What you will do — Return every line of the material exactly.

⟨

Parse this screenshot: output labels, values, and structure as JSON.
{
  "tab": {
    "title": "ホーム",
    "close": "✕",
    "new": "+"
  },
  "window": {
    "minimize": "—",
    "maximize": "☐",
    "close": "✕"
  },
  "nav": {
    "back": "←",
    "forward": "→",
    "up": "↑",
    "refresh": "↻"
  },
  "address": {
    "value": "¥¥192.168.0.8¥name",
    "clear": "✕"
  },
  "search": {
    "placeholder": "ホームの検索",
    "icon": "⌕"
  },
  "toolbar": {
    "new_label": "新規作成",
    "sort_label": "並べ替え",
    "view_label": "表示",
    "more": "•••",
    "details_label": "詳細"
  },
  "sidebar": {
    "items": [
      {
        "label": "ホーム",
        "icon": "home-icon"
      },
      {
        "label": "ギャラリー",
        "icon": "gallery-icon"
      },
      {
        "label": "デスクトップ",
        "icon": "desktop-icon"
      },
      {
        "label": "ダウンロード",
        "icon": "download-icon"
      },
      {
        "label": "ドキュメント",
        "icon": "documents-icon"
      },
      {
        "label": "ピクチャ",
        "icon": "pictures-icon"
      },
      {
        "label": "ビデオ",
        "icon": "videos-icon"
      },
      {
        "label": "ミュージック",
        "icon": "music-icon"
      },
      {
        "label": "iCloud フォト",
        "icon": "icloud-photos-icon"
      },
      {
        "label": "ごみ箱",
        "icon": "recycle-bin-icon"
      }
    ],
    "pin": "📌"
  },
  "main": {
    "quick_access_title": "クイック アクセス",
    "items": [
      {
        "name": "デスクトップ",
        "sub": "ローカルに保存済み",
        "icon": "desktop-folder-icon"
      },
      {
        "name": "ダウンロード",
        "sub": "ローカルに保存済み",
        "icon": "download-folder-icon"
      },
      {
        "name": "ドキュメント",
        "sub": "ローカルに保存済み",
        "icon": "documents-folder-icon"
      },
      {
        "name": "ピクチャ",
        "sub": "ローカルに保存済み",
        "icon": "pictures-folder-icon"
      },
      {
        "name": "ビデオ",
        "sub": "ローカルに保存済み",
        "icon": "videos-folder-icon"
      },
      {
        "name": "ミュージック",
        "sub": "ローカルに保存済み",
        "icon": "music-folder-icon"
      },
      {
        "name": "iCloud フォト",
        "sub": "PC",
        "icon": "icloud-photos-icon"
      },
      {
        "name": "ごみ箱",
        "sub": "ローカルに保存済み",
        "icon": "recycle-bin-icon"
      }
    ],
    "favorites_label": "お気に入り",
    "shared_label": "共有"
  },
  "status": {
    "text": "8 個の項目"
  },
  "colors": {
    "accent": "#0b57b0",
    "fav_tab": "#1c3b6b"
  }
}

⟩

Task response —
Parse this screenshot: output labels, values, and structure as JSON.
{
  "tab": {
    "title": "ホーム",
    "close": "✕",
    "new": "+"
  },
  "window": {
    "minimize": "—",
    "maximize": "☐",
    "close": "✕"
  },
  "nav": {
    "back": "←",
    "forward": "→",
    "up": "↑",
    "refresh": "↻"
  },
  "address": {
    "value": "¥¥192.168.0.8¥name",
    "clear": "✕"
  },
  "search": {
    "placeholder": "ホームの検索",
    "icon": "⌕"
  },
  "toolbar": {
    "new_label": "新規作成",
    "sort_label": "並べ替え",
    "view_label": "表示",
    "more": "•••",
    "details_label": "詳細"
  },
  "sidebar": {
    "items": [
      {
        "label": "ホーム",
        "icon": "home-icon"
      },
      {
        "label": "ギャラリー",
        "icon": "gallery-icon"
      },
      {
        "label": "デスクトップ",
        "icon": "desktop-icon"
      },
      {
        "label": "ダウンロード",
        "icon": "download-icon"
      },
      {
        "label": "ドキュメント",
        "icon": "documents-icon"
      },
      {
        "label": "ピクチャ",
        "icon": "pictures-icon"
      },
      {
        "label": "ビデオ",
        "icon": "videos-icon"
      },
      {
        "label": "ミュージック",
        "icon": "music-icon"
      },
      {
        "label": "iCloud フォト",
        "icon": "icloud-photos-icon"
      },
      {
        "label": "ごみ箱",
        "icon": "recycle-bin-icon"
      }
    ],
    "pin": "📌"
  },
  "main": {
    "quick_access_title": "クイック アクセス",
    "items": [
      {
        "name": "デスクトップ",
        "sub": "ローカルに保存済み",
        "icon": "desktop-folder-icon"
      },
      {
        "name": "ダウンロード",
        "sub": "ローカルに保存済み",
        "icon": "download-folder-icon"
      },
      {
        "name": "ドキュメント",
        "sub": "ローカルに保存済み",
        "icon": "documents-folder-icon"
      },
      {
        "name": "ピクチャ",
        "sub": "ローカルに保存済み",
        "icon": "pictures-folder-icon"
      },
      {
        "name": "ビデオ",
        "sub": "ローカルに保存済み",
        "icon": "videos-folder-icon"
      },
      {
        "name": "ミュージック",
        "sub": "ローカルに保存済み",
        "icon": "music-folder-icon"
      },
      {
        "name": "iCloud フォト",
        "sub": "PC",
        "icon": "icloud-photos-icon"
      },
      {
        "name": "ごみ箱",
        "sub": "ローカルに保存済み",
        "icon": "recycle-bin-icon"
      }
    ],
    "favorites_label": "お気に入り",
    "shared_label": "共有"
  },
  "status": {
    "text": "8 個の項目"
  },
  "colors": {
    "accent": "#0b57b0",
    "fav_tab": "#1c3b6b"
  }
}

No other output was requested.